>> start MATERIAL PROVIDED

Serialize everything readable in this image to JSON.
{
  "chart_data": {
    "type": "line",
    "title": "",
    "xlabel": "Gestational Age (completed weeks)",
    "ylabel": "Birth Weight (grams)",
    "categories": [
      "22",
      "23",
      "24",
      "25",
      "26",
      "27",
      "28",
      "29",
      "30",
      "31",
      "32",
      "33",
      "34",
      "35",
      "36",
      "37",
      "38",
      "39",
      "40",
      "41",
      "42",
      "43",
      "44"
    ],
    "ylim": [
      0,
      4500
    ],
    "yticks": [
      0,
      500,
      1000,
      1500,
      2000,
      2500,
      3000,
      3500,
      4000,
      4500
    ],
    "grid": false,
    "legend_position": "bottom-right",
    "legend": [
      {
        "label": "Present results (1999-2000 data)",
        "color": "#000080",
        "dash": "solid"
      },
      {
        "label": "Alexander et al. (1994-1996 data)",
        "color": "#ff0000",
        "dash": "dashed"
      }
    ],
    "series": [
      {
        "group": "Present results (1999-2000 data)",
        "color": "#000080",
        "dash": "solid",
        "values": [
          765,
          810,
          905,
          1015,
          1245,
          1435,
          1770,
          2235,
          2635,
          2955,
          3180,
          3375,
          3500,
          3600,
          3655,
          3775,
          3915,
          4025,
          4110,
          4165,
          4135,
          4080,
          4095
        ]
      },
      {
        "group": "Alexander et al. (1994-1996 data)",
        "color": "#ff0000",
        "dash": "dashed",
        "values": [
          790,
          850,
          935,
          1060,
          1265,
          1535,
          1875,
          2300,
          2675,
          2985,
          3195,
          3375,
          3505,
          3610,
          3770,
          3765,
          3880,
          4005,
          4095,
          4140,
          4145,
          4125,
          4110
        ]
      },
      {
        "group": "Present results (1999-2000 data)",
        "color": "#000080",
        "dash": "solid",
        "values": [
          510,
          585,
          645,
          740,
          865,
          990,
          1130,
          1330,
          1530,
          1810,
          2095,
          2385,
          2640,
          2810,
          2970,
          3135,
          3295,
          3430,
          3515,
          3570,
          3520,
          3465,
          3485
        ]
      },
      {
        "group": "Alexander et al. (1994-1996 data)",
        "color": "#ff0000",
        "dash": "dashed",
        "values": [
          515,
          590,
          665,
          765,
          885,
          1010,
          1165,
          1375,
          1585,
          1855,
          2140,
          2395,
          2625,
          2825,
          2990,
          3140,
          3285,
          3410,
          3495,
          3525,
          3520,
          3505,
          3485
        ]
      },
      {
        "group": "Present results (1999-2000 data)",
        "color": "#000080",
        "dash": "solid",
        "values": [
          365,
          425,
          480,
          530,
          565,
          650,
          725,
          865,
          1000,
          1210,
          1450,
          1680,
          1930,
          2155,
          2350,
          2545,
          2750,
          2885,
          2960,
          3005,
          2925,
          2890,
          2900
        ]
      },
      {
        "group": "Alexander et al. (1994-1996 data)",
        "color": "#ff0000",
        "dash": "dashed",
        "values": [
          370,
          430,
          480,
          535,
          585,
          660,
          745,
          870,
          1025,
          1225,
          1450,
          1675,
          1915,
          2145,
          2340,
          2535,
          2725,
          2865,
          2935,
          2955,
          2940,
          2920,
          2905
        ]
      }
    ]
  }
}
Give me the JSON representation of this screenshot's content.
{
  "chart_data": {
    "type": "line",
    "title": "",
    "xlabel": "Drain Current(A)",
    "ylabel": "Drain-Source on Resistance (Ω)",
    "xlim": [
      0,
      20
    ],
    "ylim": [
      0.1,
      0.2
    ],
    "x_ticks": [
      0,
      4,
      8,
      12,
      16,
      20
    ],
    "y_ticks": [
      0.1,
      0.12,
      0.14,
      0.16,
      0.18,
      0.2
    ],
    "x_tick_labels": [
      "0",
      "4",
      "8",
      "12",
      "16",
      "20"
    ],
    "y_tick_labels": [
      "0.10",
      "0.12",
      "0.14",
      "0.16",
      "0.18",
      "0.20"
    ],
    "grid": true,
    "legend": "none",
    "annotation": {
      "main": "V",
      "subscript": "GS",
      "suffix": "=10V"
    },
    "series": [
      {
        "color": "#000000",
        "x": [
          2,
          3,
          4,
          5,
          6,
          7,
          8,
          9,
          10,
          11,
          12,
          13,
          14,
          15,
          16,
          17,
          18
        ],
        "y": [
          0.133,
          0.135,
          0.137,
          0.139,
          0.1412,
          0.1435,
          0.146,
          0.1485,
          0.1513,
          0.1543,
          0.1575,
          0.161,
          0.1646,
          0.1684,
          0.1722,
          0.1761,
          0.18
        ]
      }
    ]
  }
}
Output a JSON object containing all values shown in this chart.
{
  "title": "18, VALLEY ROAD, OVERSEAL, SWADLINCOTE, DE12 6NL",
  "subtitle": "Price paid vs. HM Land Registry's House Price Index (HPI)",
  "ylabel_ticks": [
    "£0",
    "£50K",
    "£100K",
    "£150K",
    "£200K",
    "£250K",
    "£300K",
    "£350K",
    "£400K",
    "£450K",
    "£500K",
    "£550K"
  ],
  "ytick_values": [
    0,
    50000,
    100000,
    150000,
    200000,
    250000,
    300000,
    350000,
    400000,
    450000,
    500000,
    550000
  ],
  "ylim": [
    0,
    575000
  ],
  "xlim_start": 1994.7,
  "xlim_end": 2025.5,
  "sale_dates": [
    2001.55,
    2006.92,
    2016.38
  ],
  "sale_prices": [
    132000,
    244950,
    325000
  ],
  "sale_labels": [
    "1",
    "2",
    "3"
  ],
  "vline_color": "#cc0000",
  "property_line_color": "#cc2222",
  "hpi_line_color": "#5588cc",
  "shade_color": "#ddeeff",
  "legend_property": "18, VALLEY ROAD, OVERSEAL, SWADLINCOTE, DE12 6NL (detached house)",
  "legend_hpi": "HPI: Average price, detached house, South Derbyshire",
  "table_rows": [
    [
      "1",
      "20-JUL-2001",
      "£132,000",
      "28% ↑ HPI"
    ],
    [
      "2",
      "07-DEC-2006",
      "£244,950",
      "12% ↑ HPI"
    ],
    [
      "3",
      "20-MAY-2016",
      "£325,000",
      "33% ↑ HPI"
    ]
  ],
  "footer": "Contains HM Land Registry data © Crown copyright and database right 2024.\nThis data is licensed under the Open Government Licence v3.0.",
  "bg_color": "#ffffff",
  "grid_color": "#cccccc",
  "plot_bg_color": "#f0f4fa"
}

>> end MATERIAL PROVIDED

- [PROBLEM TO WORK ON]:
Copy the records above exactly.

- [COMPLETE RESPONSE]:
Serialize everything readable in this image to JSON.
{
  "chart_data": {
    "type": "line",
    "title": "",
    "xlabel": "Gestational Age (completed weeks)",
    "ylabel": "Birth Weight (grams)",
    "categories": [
      "22",
      "23",
      "24",
      "25",
      "26",
      "27",
      "28",
      "29",
      "30",
      "31",
      "32",
      "33",
      "34",
      "35",
      "36",
      "37",
      "38",
      "39",
      "40",
      "41",
      "42",
      "43",
      "44"
    ],
    "ylim": [
      0,
      4500
    ],
    "yticks": [
      0,
      500,
      1000,
      1500,
      2000,
      2500,
      3000,
      3500,
      4000,
      4500
    ],
    "grid": false,
    "legend_position": "bottom-right",
    "legend": [
      {
        "label": "Present results (1999-2000 data)",
        "color": "#000080",
        "dash": "solid"
      },
      {
        "label": "Alexander et al. (1994-1996 data)",
        "color": "#ff0000",
        "dash": "dashed"
      }
    ],
    "series": [
      {
        "group": "Present results (1999-2000 data)",
        "color": "#000080",
        "dash": "solid",
        "values": [
          765,
          810,
          905,
          1015,
          1245,
          1435,
          1770,
          2235,
          2635,
          2955,
          3180,
          3375,
          3500,
          3600,
          3655,
          3775,
          3915,
          4025,
          4110,
          4165,
          4135,
          4080,
          4095
        ]
      },
      {
        "group": "Alexander et al. (1994-1996 data)",
        "color": "#ff0000",
        "dash": "dashed",
        "values": [
          790,
          850,
          935,
          1060,
          1265,
          1535,
          1875,
          2300,
          2675,
          2985,
          3195,
          3375,
          3505,
          3610,
          3770,
          3765,
          3880,
          4005,
          4095,
          4140,
          4145,
          4125,
          4110
        ]
      },
      {
        "group": "Present results (1999-2000 data)",
        "color": "#000080",
        "dash": "solid",
        "values": [
          510,
          585,
          645,
          740,
          865,
          990,
          1130,
          1330,
          1530,
          1810,
          2095,
          2385,
          2640,
          2810,
          2970,
          3135,
          3295,
          3430,
          3515,
          3570,
          3520,
          3465,
          3485
        ]
      },
      {
        "group": "Alexander et al. (1994-1996 data)",
        "color": "#ff0000",
        "dash": "dashed",
        "values": [
          515,
          590,
          665,
          765,
          885,
          1010,
          1165,
          1375,
          1585,
          1855,
          2140,
          2395,
          2625,
          2825,
          2990,
          3140,
          3285,
          3410,
          3495,
          3525,
          3520,
          3505,
          3485
        ]
      },
      {
        "group": "Present results (1999-2000 data)",
        "color": "#000080",
        "dash": "solid",
        "values": [
          365,
          425,
          480,
          530,
          565,
          650,
          725,
          865,
          1000,
          1210,
          1450,
          1680,
          1930,
          2155,
          2350,
          2545,
          2750,
          2885,
          2960,
          3005,
          2925,
          2890,
          2900
        ]
      },
      {
        "group": "Alexander et al. (1994-1996 data)",
        "color": "#ff0000",
        "dash": "dashed",
        "values": [
          370,
          430,
          480,
          535,
          585,
          660,
          745,
          870,
          1025,
          1225,
          1450,
          1675,
          1915,
          2145,
          2340,
          2535,
          2725,
          2865,
          2935,
          2955,
          2940,
          2920,
          2905
        ]
      }
    ]
  }
}
Give me the JSON representation of this screenshot's content.
{
  "chart_data": {
    "type": "line",
    "title": "",
    "xlabel": "Drain Current(A)",
    "ylabel": "Drain-Source on Resistance (Ω)",
    "xlim": [
      0,
      20
    ],
    "ylim": [
      0.1,
      0.2
    ],
    "x_ticks": [
      0,
      4,
      8,
      12,
      16,
      20
    ],
    "y_ticks": [
      0.1,
      0.12,
      0.14,
      0.16,
      0.18,
      0.2
    ],
    "x_tick_labels": [
      "0",
      "4",
      "8",
      "12",
      "16",
      "20"
    ],
    "y_tick_labels": [
      "0.10",
      "0.12",
      "0.14",
      "0.16",
      "0.18",
      "0.20"
    ],
    "grid": true,
    "legend": "none",
    "annotation": {
      "main": "V",
      "subscript": "GS",
      "suffix": "=10V"
    },
    "series": [
      {
        "color": "#000000",
        "x": [
          2,
          3,
          4,
          5,
          6,
          7,
          8,
          9,
          10,
          11,
          12,
          13,
          14,
          15,
          16,
          17,
          18
        ],
        "y": [
          0.133,
          0.135,
          0.137,
          0.139,
          0.1412,
          0.1435,
          0.146,
          0.1485,
          0.1513,
          0.1543,
          0.1575,
          0.161,
          0.1646,
          0.1684,
          0.1722,
          0.1761,
          0.18
        ]
      }
    ]
  }
}
Output a JSON object containing all values shown in this chart.
{
  "title": "18, VALLEY ROAD, OVERSEAL, SWADLINCOTE, DE12 6NL",
  "subtitle": "Price paid vs. HM Land Registry's House Price Index (HPI)",
  "ylabel_ticks": [
    "£0",
    "£50K",
    "£100K",
    "£150K",
    "£200K",
    "£250K",
    "£300K",
    "£350K",
    "£400K",
    "£450K",
    "£500K",
    "£550K"
  ],
  "ytick_values": [
    0,
    50000,
    100000,
    150000,
    200000,
    250000,
    300000,
    350000,
    400000,
    450000,
    500000,
    550000
  ],
  "ylim": [
    0,
    575000
  ],
  "xlim_start": 1994.7,
  "xlim_end": 2025.5,
  "sale_dates": [
    2001.55,
    2006.92,
    2016.38
  ],
  "sale_prices": [
    132000,
    244950,
    325000
  ],
  "sale_labels": [
    "1",
    "2",
    "3"
  ],
  "vline_color": "#cc0000",
  "property_line_color": "#cc2222",
  "hpi_line_color": "#5588cc",
  "shade_color": "#ddeeff",
  "legend_property": "18, VALLEY ROAD, OVERSEAL, SWADLINCOTE, DE12 6NL (detached house)",
  "legend_hpi": "HPI: Average price, detached house, South Derbyshire",
  "table_rows": [
    [
      "1",
      "20-JUL-2001",
      "£132,000",
      "28% ↑ HPI"
    ],
    [
      "2",
      "07-DEC-2006",
      "£244,950",
      "12% ↑ HPI"
    ],
    [
      "3",
      "20-MAY-2016",
      "£325,000",
      "33% ↑ HPI"
    ]
  ],
  "footer": "Contains HM Land Registry data © Crown copyright and database right 2024.\nThis data is licensed under the Open Government Licence v3.0.",
  "bg_color": "#ffffff",
  "grid_color": "#cccccc",
  "plot_bg_color": "#f0f4fa"
}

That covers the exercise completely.